*Task prompt:* Please set down all the lines beneath this one exactly, without the pictures.

**** Material to process ****

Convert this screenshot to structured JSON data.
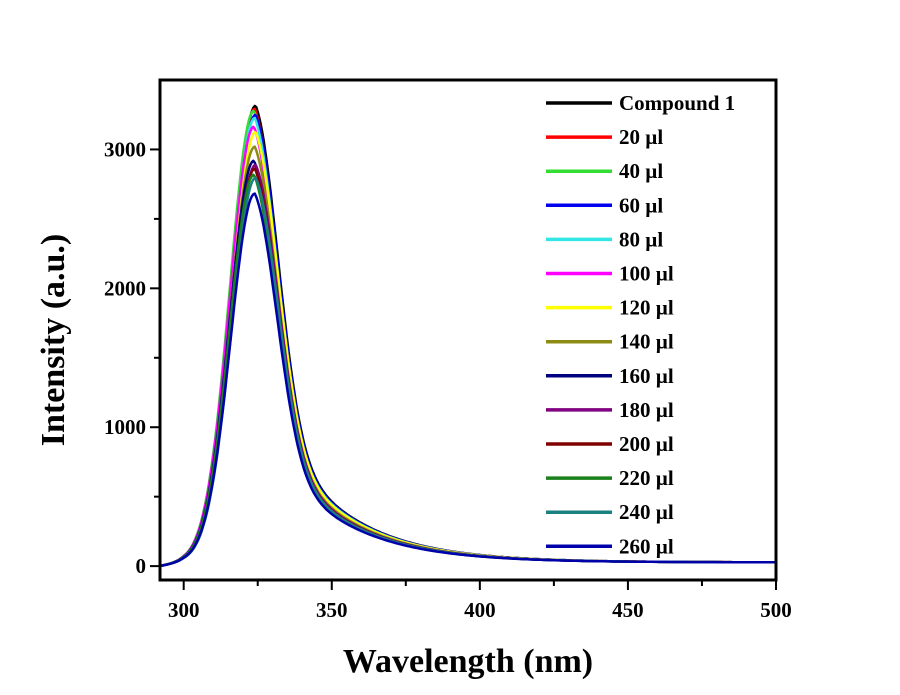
{
  "chart_data": {
    "type": "line",
    "title": "",
    "xlabel": "Wavelength (nm)",
    "ylabel": "Intensity (a.u.)",
    "xlim": [
      292,
      500
    ],
    "ylim": [
      -100,
      3500
    ],
    "x_ticks": [
      300,
      350,
      400,
      450,
      500
    ],
    "x_tick_labels": [
      "300",
      "350",
      "400",
      "450",
      "500"
    ],
    "y_ticks": [
      0,
      1000,
      2000,
      3000
    ],
    "y_tick_labels": [
      "0",
      "1000",
      "2000",
      "3000"
    ],
    "grid": false,
    "legend_position": "top-right",
    "peak_wavelength": 324,
    "series": [
      {
        "name": "Compound 1",
        "color": "#000000",
        "peak": 3288
      },
      {
        "name": "20 µl",
        "color": "#ff0000",
        "peak": 3266
      },
      {
        "name": "40 µl",
        "color": "#33dd33",
        "peak": 3252
      },
      {
        "name": "60 µl",
        "color": "#0000ee",
        "peak": 3223
      },
      {
        "name": "80 µl",
        "color": "#33e6e6",
        "peak": 3200
      },
      {
        "name": "100 µl",
        "color": "#ff00ff",
        "peak": 3137
      },
      {
        "name": "120 µl",
        "color": "#ffff00",
        "peak": 3100
      },
      {
        "name": "140 µl",
        "color": "#8c8c14",
        "peak": 2993
      },
      {
        "name": "160 µl",
        "color": "#000080",
        "peak": 2892
      },
      {
        "name": "180 µl",
        "color": "#800080",
        "peak": 2863
      },
      {
        "name": "200 µl",
        "color": "#800000",
        "peak": 2835
      },
      {
        "name": "220 µl",
        "color": "#1a801a",
        "peak": 2791
      },
      {
        "name": "240 µl",
        "color": "#1a8080",
        "peak": 2770
      },
      {
        "name": "260 µl",
        "color": "#0000aa",
        "peak": 2655
      }
    ]
  }
}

****

*The answer:*
Convert this screenshot to structured JSON data.
{
  "chart_data": {
    "type": "line",
    "title": "",
    "xlabel": "Wavelength (nm)",
    "ylabel": "Intensity (a.u.)",
    "xlim": [
      292,
      500
    ],
    "ylim": [
      -100,
      3500
    ],
    "x_ticks": [
      300,
      350,
      400,
      450,
      500
    ],
    "x_tick_labels": [
      "300",
      "350",
      "400",
      "450",
      "500"
    ],
    "y_ticks": [
      0,
      1000,
      2000,
      3000
    ],
    "y_tick_labels": [
      "0",
      "1000",
      "2000",
      "3000"
    ],
    "grid": false,
    "legend_position": "top-right",
    "peak_wavelength": 324,
    "series": [
      {
        "name": "Compound 1",
        "color": "#000000",
        "peak": 3288
      },
      {
        "name": "20 µl",
        "color": "#ff0000",
        "peak": 3266
      },
      {
        "name": "40 µl",
        "color": "#33dd33",
        "peak": 3252
      },
      {
        "name": "60 µl",
        "color": "#0000ee",
        "peak": 3223
      },
      {
        "name": "80 µl",
        "color": "#33e6e6",
        "peak": 3200
      },
      {
        "name": "100 µl",
        "color": "#ff00ff",
        "peak": 3137
      },
      {
        "name": "120 µl",
        "color": "#ffff00",
        "peak": 3100
      },
      {
        "name": "140 µl",
        "color": "#8c8c14",
        "peak": 2993
      },
      {
        "name": "160 µl",
        "color": "#000080",
        "peak": 2892
      },
      {
        "name": "180 µl",
        "color": "#800080",
        "peak": 2863
      },
      {
        "name": "200 µl",
        "color": "#800000",
        "peak": 2835
      },
      {
        "name": "220 µl",
        "color": "#1a801a",
        "peak": 2791
      },
      {
        "name": "240 µl",
        "color": "#1a8080",
        "peak": 2770
      },
      {
        "name": "260 µl",
        "color": "#0000aa",
        "peak": 2655
      }
    ]
  }
}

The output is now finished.